Records shown ▸

- - - -

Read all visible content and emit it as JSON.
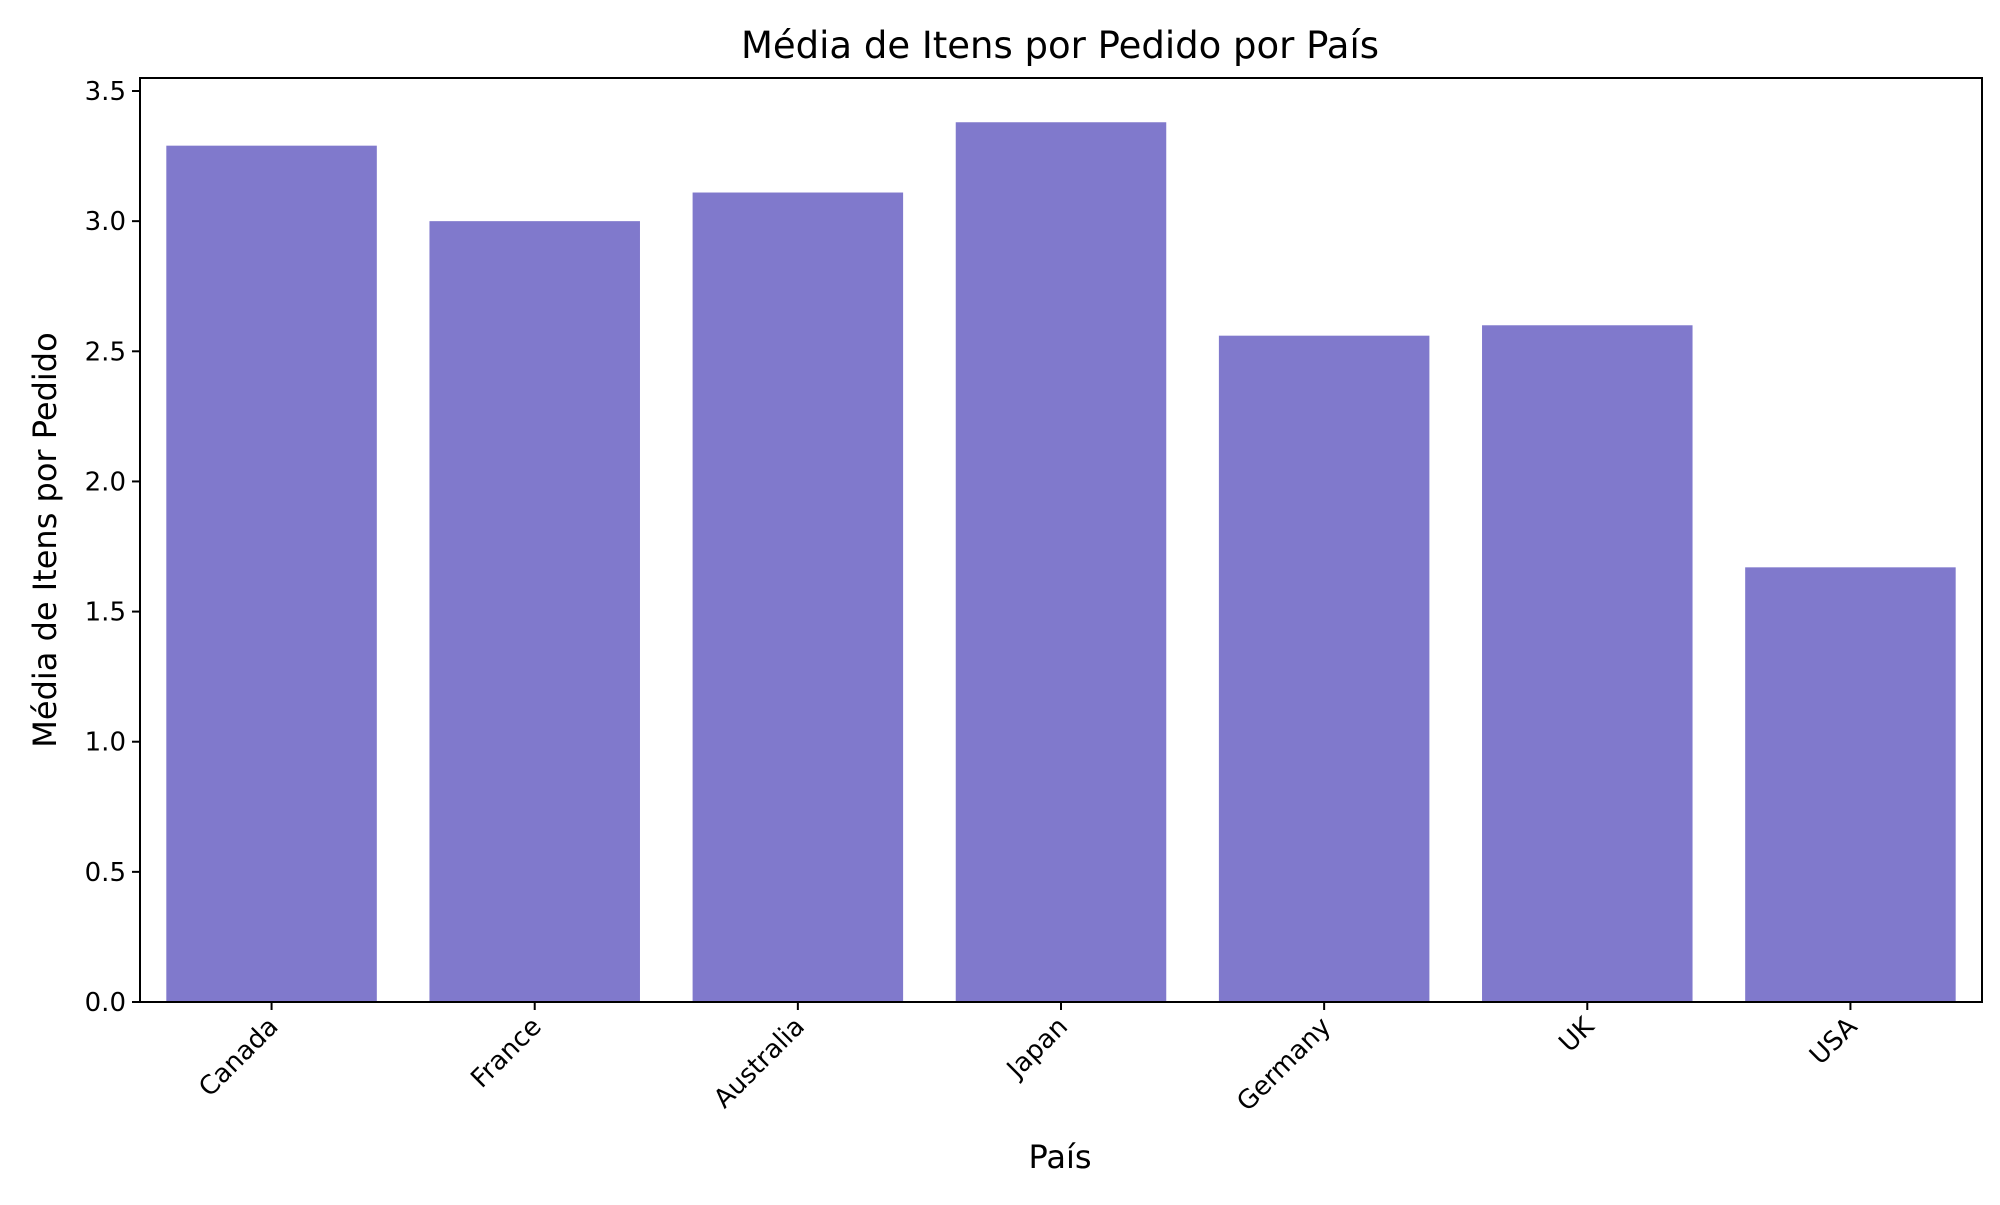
{
  "chart_data": {
    "type": "bar",
    "title": "Média de Itens por Pedido por País",
    "xlabel": "País",
    "ylabel": "Média de Itens por Pedido",
    "categories": [
      "Canada",
      "France",
      "Australia",
      "Japan",
      "Germany",
      "UK",
      "USA"
    ],
    "values": [
      3.29,
      3.0,
      3.11,
      3.38,
      2.56,
      2.6,
      1.67
    ],
    "ylim": [
      0,
      3.55
    ],
    "yticks": [
      0.0,
      0.5,
      1.0,
      1.5,
      2.0,
      2.5,
      3.0,
      3.5
    ],
    "ytick_labels": [
      "0.0",
      "0.5",
      "1.0",
      "1.5",
      "2.0",
      "2.5",
      "3.0",
      "3.5"
    ],
    "grid": false,
    "bar_color": "#8079cc",
    "axis_color": "#000000"
  }
}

- - - -

Requirement ▸
Leaving the pictures aside, transcribe the entire listing exactly.

Result below ▸
Read all visible content and emit it as JSON.
{
  "chart_data": {
    "type": "bar",
    "title": "Média de Itens por Pedido por País",
    "xlabel": "País",
    "ylabel": "Média de Itens por Pedido",
    "categories": [
      "Canada",
      "France",
      "Australia",
      "Japan",
      "Germany",
      "UK",
      "USA"
    ],
    "values": [
      3.29,
      3.0,
      3.11,
      3.38,
      2.56,
      2.6,
      1.67
    ],
    "ylim": [
      0,
      3.55
    ],
    "yticks": [
      0.0,
      0.5,
      1.0,
      1.5,
      2.0,
      2.5,
      3.0,
      3.5
    ],
    "ytick_labels": [
      "0.0",
      "0.5",
      "1.0",
      "1.5",
      "2.0",
      "2.5",
      "3.0",
      "3.5"
    ],
    "grid": false,
    "bar_color": "#8079cc",
    "axis_color": "#000000"
  }
}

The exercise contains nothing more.